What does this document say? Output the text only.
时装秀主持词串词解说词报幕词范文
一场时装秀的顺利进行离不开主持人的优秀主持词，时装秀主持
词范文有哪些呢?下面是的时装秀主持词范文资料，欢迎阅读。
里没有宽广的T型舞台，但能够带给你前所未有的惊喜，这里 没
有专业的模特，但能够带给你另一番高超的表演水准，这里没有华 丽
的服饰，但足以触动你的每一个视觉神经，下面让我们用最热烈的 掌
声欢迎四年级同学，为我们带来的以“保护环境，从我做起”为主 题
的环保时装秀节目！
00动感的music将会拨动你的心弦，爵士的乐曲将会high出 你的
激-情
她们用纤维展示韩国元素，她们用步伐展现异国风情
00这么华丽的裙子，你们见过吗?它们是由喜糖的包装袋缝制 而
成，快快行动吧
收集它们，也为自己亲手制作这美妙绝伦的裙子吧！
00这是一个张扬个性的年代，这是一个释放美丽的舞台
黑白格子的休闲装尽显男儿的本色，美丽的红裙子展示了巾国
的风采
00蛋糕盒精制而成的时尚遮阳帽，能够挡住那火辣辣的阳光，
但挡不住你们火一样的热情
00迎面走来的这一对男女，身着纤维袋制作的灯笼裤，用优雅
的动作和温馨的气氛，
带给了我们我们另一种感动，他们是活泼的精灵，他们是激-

DIRECTIVE: All of the entries above should be written out again exactly.

COMPLETE RESPONSE:
What does this document say? Output the text only.
时装秀主持词串词解说词报幕词范文
一场时装秀的顺利进行离不开主持人的优秀主持词，时装秀主持
词范文有哪些呢?下面是的时装秀主持词范文资料，欢迎阅读。
里没有宽广的T型舞台，但能够带给你前所未有的惊喜，这里 没
有专业的模特，但能够带给你另一番高超的表演水准，这里没有华 丽
的服饰，但足以触动你的每一个视觉神经，下面让我们用最热烈的 掌
声欢迎四年级同学，为我们带来的以“保护环境，从我做起”为主 题
的环保时装秀节目！
00动感的music将会拨动你的心弦，爵士的乐曲将会high出 你的
激-情
她们用纤维展示韩国元素，她们用步伐展现异国风情
00这么华丽的裙子，你们见过吗?它们是由喜糖的包装袋缝制 而
成，快快行动吧
收集它们，也为自己亲手制作这美妙绝伦的裙子吧！
00这是一个张扬个性的年代，这是一个释放美丽的舞台
黑白格子的休闲装尽显男儿的本色，美丽的红裙子展示了巾国
的风采
00蛋糕盒精制而成的时尚遮阳帽，能够挡住那火辣辣的阳光，
但挡不住你们火一样的热情
00迎面走来的这一对男女，身着纤维袋制作的灯笼裤，用优雅
的动作和温馨的气氛，
带给了我们我们另一种感动，他们是活泼的精灵，他们是激-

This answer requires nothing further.